Copy out all the entries exactly.

==*==

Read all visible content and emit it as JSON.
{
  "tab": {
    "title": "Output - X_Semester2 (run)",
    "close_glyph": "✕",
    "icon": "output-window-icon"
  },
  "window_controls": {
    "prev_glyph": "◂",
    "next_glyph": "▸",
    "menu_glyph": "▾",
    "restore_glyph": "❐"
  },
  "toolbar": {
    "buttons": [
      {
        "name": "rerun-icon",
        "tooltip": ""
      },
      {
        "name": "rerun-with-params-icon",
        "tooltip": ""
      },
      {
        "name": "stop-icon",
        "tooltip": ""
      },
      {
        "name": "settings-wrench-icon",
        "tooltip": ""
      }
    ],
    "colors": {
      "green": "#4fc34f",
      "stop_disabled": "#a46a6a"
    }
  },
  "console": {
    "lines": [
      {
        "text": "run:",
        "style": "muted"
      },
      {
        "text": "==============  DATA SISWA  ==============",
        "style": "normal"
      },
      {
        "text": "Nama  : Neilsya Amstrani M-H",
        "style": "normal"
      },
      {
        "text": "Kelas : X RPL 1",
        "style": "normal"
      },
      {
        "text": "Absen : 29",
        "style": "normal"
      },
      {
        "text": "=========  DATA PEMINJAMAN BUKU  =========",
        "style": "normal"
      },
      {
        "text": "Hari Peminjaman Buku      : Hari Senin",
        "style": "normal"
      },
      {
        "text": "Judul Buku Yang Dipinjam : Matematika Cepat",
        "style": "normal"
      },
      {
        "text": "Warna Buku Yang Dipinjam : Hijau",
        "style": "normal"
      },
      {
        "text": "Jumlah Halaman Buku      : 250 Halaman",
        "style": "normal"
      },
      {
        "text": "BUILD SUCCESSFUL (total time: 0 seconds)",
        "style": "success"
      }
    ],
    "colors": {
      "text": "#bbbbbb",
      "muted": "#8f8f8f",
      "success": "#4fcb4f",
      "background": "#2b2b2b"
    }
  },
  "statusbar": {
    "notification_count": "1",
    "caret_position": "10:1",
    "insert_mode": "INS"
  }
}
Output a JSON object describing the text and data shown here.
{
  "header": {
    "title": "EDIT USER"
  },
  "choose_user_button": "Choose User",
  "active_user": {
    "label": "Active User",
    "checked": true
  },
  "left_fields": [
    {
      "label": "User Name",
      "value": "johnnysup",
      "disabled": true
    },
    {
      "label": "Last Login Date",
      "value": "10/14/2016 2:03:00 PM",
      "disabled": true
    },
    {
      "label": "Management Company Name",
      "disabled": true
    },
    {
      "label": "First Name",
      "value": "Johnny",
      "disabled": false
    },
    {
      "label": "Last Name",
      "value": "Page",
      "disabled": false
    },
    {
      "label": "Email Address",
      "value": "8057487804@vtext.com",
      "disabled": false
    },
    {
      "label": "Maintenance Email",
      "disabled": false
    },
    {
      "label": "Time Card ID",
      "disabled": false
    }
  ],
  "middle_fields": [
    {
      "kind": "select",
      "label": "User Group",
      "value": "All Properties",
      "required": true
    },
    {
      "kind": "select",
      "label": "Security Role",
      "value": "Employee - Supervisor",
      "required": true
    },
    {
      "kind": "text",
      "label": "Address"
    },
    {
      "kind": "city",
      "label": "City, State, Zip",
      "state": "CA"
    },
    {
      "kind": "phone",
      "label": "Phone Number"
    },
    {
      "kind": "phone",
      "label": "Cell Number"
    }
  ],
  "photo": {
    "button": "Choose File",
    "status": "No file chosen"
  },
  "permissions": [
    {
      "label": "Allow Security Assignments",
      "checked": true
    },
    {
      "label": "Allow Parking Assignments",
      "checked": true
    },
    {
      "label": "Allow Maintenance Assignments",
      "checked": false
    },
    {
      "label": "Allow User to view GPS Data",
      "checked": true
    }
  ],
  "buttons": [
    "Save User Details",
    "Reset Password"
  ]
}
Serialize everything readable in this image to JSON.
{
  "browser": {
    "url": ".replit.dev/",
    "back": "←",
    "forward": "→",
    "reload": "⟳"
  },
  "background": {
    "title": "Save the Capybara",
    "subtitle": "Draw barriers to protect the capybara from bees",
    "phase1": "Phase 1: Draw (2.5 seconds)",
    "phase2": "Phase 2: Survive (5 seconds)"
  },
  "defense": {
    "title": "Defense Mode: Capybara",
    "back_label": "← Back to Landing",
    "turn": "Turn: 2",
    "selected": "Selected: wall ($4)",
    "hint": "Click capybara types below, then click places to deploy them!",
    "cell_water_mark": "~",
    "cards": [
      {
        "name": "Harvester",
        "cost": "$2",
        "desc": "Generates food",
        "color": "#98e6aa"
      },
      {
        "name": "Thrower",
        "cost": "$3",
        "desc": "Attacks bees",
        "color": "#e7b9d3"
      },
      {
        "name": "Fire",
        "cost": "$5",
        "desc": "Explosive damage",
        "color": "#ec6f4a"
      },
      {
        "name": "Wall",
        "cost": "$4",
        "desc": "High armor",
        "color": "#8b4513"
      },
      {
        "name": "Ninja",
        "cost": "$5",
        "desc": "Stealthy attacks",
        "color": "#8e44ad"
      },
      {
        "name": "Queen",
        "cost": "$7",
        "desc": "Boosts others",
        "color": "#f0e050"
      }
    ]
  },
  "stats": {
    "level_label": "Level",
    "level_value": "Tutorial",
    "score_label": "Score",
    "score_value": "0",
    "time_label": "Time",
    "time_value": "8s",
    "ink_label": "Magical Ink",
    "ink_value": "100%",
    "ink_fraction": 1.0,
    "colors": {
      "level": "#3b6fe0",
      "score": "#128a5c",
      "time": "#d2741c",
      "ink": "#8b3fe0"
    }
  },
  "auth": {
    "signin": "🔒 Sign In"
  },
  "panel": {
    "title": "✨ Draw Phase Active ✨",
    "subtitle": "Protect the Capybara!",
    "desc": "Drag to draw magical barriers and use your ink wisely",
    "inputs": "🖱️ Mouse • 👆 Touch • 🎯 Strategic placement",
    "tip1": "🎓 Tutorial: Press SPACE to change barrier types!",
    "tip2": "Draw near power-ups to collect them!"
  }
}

==*==

| The output |
Read all visible content and emit it as JSON.
{
  "tab": {
    "title": "Output - X_Semester2 (run)",
    "close_glyph": "✕",
    "icon": "output-window-icon"
  },
  "window_controls": {
    "prev_glyph": "◂",
    "next_glyph": "▸",
    "menu_glyph": "▾",
    "restore_glyph": "❐"
  },
  "toolbar": {
    "buttons": [
      {
        "name": "rerun-icon",
        "tooltip": ""
      },
      {
        "name": "rerun-with-params-icon",
        "tooltip": ""
      },
      {
        "name": "stop-icon",
        "tooltip": ""
      },
      {
        "name": "settings-wrench-icon",
        "tooltip": ""
      }
    ],
    "colors": {
      "green": "#4fc34f",
      "stop_disabled": "#a46a6a"
    }
  },
  "console": {
    "lines": [
      {
        "text": "run:",
        "style": "muted"
      },
      {
        "text": "==============  DATA SISWA  ==============",
        "style": "normal"
      },
      {
        "text": "Nama  : Neilsya Amstrani M-H",
        "style": "normal"
      },
      {
        "text": "Kelas : X RPL 1",
        "style": "normal"
      },
      {
        "text": "Absen : 29",
        "style": "normal"
      },
      {
        "text": "=========  DATA PEMINJAMAN BUKU  =========",
        "style": "normal"
      },
      {
        "text": "Hari Peminjaman Buku      : Hari Senin",
        "style": "normal"
      },
      {
        "text": "Judul Buku Yang Dipinjam : Matematika Cepat",
        "style": "normal"
      },
      {
        "text": "Warna Buku Yang Dipinjam : Hijau",
        "style": "normal"
      },
      {
        "text": "Jumlah Halaman Buku      : 250 Halaman",
        "style": "normal"
      },
      {
        "text": "BUILD SUCCESSFUL (total time: 0 seconds)",
        "style": "success"
      }
    ],
    "colors": {
      "text": "#bbbbbb",
      "muted": "#8f8f8f",
      "success": "#4fcb4f",
      "background": "#2b2b2b"
    }
  },
  "statusbar": {
    "notification_count": "1",
    "caret_position": "10:1",
    "insert_mode": "INS"
  }
}
Output a JSON object describing the text and data shown here.
{
  "header": {
    "title": "EDIT USER"
  },
  "choose_user_button": "Choose User",
  "active_user": {
    "label": "Active User",
    "checked": true
  },
  "left_fields": [
    {
      "label": "User Name",
      "value": "johnnysup",
      "disabled": true
    },
    {
      "label": "Last Login Date",
      "value": "10/14/2016 2:03:00 PM",
      "disabled": true
    },
    {
      "label": "Management Company Name",
      "disabled": true
    },
    {
      "label": "First Name",
      "value": "Johnny",
      "disabled": false
    },
    {
      "label": "Last Name",
      "value": "Page",
      "disabled": false
    },
    {
      "label": "Email Address",
      "value": "8057487804@vtext.com",
      "disabled": false
    },
    {
      "label": "Maintenance Email",
      "disabled": false
    },
    {
      "label": "Time Card ID",
      "disabled": false
    }
  ],
  "middle_fields": [
    {
      "kind": "select",
      "label": "User Group",
      "value": "All Properties",
      "required": true
    },
    {
      "kind": "select",
      "label": "Security Role",
      "value": "Employee - Supervisor",
      "required": true
    },
    {
      "kind": "text",
      "label": "Address"
    },
    {
      "kind": "city",
      "label": "City, State, Zip",
      "state": "CA"
    },
    {
      "kind": "phone",
      "label": "Phone Number"
    },
    {
      "kind": "phone",
      "label": "Cell Number"
    }
  ],
  "photo": {
    "button": "Choose File",
    "status": "No file chosen"
  },
  "permissions": [
    {
      "label": "Allow Security Assignments",
      "checked": true
    },
    {
      "label": "Allow Parking Assignments",
      "checked": true
    },
    {
      "label": "Allow Maintenance Assignments",
      "checked": false
    },
    {
      "label": "Allow User to view GPS Data",
      "checked": true
    }
  ],
  "buttons": [
    "Save User Details",
    "Reset Password"
  ]
}
Serialize everything readable in this image to JSON.
{
  "browser": {
    "url": ".replit.dev/",
    "back": "←",
    "forward": "→",
    "reload": "⟳"
  },
  "background": {
    "title": "Save the Capybara",
    "subtitle": "Draw barriers to protect the capybara from bees",
    "phase1": "Phase 1: Draw (2.5 seconds)",
    "phase2": "Phase 2: Survive (5 seconds)"
  },
  "defense": {
    "title": "Defense Mode: Capybara",
    "back_label": "← Back to Landing",
    "turn": "Turn: 2",
    "selected": "Selected: wall ($4)",
    "hint": "Click capybara types below, then click places to deploy them!",
    "cell_water_mark": "~",
    "cards": [
      {
        "name": "Harvester",
        "cost": "$2",
        "desc": "Generates food",
        "color": "#98e6aa"
      },
      {
        "name": "Thrower",
        "cost": "$3",
        "desc": "Attacks bees",
        "color": "#e7b9d3"
      },
      {
        "name": "Fire",
        "cost": "$5",
        "desc": "Explosive damage",
        "color": "#ec6f4a"
      },
      {
        "name": "Wall",
        "cost": "$4",
        "desc": "High armor",
        "color": "#8b4513"
      },
      {
        "name": "Ninja",
        "cost": "$5",
        "desc": "Stealthy attacks",
        "color": "#8e44ad"
      },
      {
        "name": "Queen",
        "cost": "$7",
        "desc": "Boosts others",
        "color": "#f0e050"
      }
    ]
  },
  "stats": {
    "level_label": "Level",
    "level_value": "Tutorial",
    "score_label": "Score",
    "score_value": "0",
    "time_label": "Time",
    "time_value": "8s",
    "ink_label": "Magical Ink",
    "ink_value": "100%",
    "ink_fraction": 1.0,
    "colors": {
      "level": "#3b6fe0",
      "score": "#128a5c",
      "time": "#d2741c",
      "ink": "#8b3fe0"
    }
  },
  "auth": {
    "signin": "🔒 Sign In"
  },
  "panel": {
    "title": "✨ Draw Phase Active ✨",
    "subtitle": "Protect the Capybara!",
    "desc": "Drag to draw magical barriers and use your ink wisely",
    "inputs": "🖱️ Mouse • 👆 Touch • 🎯 Strategic placement",
    "tip1": "🎓 Tutorial: Press SPACE to change barrier types!",
    "tip2": "Draw near power-ups to collect them!"
  }
}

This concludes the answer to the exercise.